## START Material supplied
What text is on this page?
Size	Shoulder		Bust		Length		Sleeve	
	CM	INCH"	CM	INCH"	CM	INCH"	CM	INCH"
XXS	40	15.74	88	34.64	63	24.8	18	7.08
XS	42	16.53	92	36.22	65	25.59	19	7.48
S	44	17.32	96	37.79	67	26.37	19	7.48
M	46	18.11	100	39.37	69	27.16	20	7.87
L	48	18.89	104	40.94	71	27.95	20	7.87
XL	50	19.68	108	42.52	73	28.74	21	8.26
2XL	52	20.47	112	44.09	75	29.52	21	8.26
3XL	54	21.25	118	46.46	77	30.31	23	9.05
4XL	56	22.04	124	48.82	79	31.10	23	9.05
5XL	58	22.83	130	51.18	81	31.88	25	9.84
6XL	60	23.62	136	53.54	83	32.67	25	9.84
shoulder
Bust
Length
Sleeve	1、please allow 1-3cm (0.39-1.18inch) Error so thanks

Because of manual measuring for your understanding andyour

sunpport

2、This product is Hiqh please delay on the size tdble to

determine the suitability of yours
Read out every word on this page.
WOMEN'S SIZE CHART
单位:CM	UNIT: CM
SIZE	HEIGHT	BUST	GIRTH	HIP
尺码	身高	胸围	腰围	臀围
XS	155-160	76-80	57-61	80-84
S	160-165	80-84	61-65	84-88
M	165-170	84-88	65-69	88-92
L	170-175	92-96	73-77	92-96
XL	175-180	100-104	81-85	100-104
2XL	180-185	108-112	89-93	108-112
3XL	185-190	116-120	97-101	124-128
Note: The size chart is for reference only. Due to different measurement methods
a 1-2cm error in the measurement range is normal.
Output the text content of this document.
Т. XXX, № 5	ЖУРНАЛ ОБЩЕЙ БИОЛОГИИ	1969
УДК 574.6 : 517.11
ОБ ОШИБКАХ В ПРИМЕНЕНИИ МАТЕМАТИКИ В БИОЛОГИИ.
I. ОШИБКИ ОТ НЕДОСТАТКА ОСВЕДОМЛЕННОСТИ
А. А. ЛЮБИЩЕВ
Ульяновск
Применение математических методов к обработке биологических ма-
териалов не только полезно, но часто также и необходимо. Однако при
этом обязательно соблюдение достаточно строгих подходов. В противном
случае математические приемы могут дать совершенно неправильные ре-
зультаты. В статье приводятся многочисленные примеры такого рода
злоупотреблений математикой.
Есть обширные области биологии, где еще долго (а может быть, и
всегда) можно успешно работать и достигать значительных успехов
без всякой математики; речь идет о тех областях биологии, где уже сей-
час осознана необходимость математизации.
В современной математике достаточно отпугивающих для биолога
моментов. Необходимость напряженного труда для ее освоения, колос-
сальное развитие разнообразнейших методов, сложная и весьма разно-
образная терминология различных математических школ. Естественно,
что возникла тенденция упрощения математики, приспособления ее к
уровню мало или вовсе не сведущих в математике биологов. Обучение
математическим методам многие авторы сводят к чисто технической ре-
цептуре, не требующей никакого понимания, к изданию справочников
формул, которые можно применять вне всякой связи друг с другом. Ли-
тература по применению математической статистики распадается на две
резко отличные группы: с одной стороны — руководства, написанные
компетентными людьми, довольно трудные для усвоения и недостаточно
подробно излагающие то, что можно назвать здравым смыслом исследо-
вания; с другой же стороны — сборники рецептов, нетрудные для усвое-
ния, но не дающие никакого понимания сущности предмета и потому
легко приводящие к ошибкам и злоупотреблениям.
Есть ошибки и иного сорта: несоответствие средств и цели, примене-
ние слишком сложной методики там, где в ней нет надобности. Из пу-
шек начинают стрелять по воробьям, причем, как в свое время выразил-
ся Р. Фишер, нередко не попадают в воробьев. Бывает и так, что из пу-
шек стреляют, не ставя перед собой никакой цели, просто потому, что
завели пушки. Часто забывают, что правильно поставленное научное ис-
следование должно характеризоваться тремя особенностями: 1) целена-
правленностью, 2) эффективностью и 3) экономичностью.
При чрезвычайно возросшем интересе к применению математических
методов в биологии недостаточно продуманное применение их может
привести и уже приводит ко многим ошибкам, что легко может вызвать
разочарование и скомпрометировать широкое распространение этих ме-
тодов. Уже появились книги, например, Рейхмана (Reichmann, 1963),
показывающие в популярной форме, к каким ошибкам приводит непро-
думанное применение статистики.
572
## END Material supplied
What is expected:
Above are the records; copy all of them exactly.

Final result:
What text is on this page?
Size	Shoulder		Bust		Length		Sleeve	
	CM	INCH"	CM	INCH"	CM	INCH"	CM	INCH"
XXS	40	15.74	88	34.64	63	24.8	18	7.08
XS	42	16.53	92	36.22	65	25.59	19	7.48
S	44	17.32	96	37.79	67	26.37	19	7.48
M	46	18.11	100	39.37	69	27.16	20	7.87
L	48	18.89	104	40.94	71	27.95	20	7.87
XL	50	19.68	108	42.52	73	28.74	21	8.26
2XL	52	20.47	112	44.09	75	29.52	21	8.26
3XL	54	21.25	118	46.46	77	30.31	23	9.05
4XL	56	22.04	124	48.82	79	31.10	23	9.05
5XL	58	22.83	130	51.18	81	31.88	25	9.84
6XL	60	23.62	136	53.54	83	32.67	25	9.84
shoulder
Bust
Length
Sleeve	1、please allow 1-3cm (0.39-1.18inch) Error so thanks

Because of manual measuring for your understanding andyour

sunpport

2、This product is Hiqh please delay on the size tdble to

determine the suitability of yours
Read out every word on this page.
WOMEN'S SIZE CHART
单位:CM	UNIT: CM
SIZE	HEIGHT	BUST	GIRTH	HIP
尺码	身高	胸围	腰围	臀围
XS	155-160	76-80	57-61	80-84
S	160-165	80-84	61-65	84-88
M	165-170	84-88	65-69	88-92
L	170-175	92-96	73-77	92-96
XL	175-180	100-104	81-85	100-104
2XL	180-185	108-112	89-93	108-112
3XL	185-190	116-120	97-101	124-128
Note: The size chart is for reference only. Due to different measurement methods
a 1-2cm error in the measurement range is normal.
Output the text content of this document.
Т. XXX, № 5	ЖУРНАЛ ОБЩЕЙ БИОЛОГИИ	1969
УДК 574.6 : 517.11
ОБ ОШИБКАХ В ПРИМЕНЕНИИ МАТЕМАТИКИ В БИОЛОГИИ.
I. ОШИБКИ ОТ НЕДОСТАТКА ОСВЕДОМЛЕННОСТИ
А. А. ЛЮБИЩЕВ
Ульяновск
Применение математических методов к обработке биологических ма-
териалов не только полезно, но часто также и необходимо. Однако при
этом обязательно соблюдение достаточно строгих подходов. В противном
случае математические приемы могут дать совершенно неправильные ре-
зультаты. В статье приводятся многочисленные примеры такого рода
злоупотреблений математикой.
Есть обширные области биологии, где еще долго (а может быть, и
всегда) можно успешно работать и достигать значительных успехов
без всякой математики; речь идет о тех областях биологии, где уже сей-
час осознана необходимость математизации.
В современной математике достаточно отпугивающих для биолога
моментов. Необходимость напряженного труда для ее освоения, колос-
сальное развитие разнообразнейших методов, сложная и весьма разно-
образная терминология различных математических школ. Естественно,
что возникла тенденция упрощения математики, приспособления ее к
уровню мало или вовсе не сведущих в математике биологов. Обучение
математическим методам многие авторы сводят к чисто технической ре-
цептуре, не требующей никакого понимания, к изданию справочников
формул, которые можно применять вне всякой связи друг с другом. Ли-
тература по применению математической статистики распадается на две
резко отличные группы: с одной стороны — руководства, написанные
компетентными людьми, довольно трудные для усвоения и недостаточно
подробно излагающие то, что можно назвать здравым смыслом исследо-
вания; с другой же стороны — сборники рецептов, нетрудные для усвое-
ния, но не дающие никакого понимания сущности предмета и потому
легко приводящие к ошибкам и злоупотреблениям.
Есть ошибки и иного сорта: несоответствие средств и цели, примене-
ние слишком сложной методики там, где в ней нет надобности. Из пу-
шек начинают стрелять по воробьям, причем, как в свое время выразил-
ся Р. Фишер, нередко не попадают в воробьев. Бывает и так, что из пу-
шек стреляют, не ставя перед собой никакой цели, просто потому, что
завели пушки. Часто забывают, что правильно поставленное научное ис-
следование должно характеризоваться тремя особенностями: 1) целена-
правленностью, 2) эффективностью и 3) экономичностью.
При чрезвычайно возросшем интересе к применению математических
методов в биологии недостаточно продуманное применение их может
привести и уже приводит ко многим ошибкам, что легко может вызвать
разочарование и скомпрометировать широкое распространение этих ме-
тодов. Уже появились книги, например, Рейхмана (Reichmann, 1963),
показывающие в популярной форме, к каким ошибкам приводит непро-
думанное применение статистики.
572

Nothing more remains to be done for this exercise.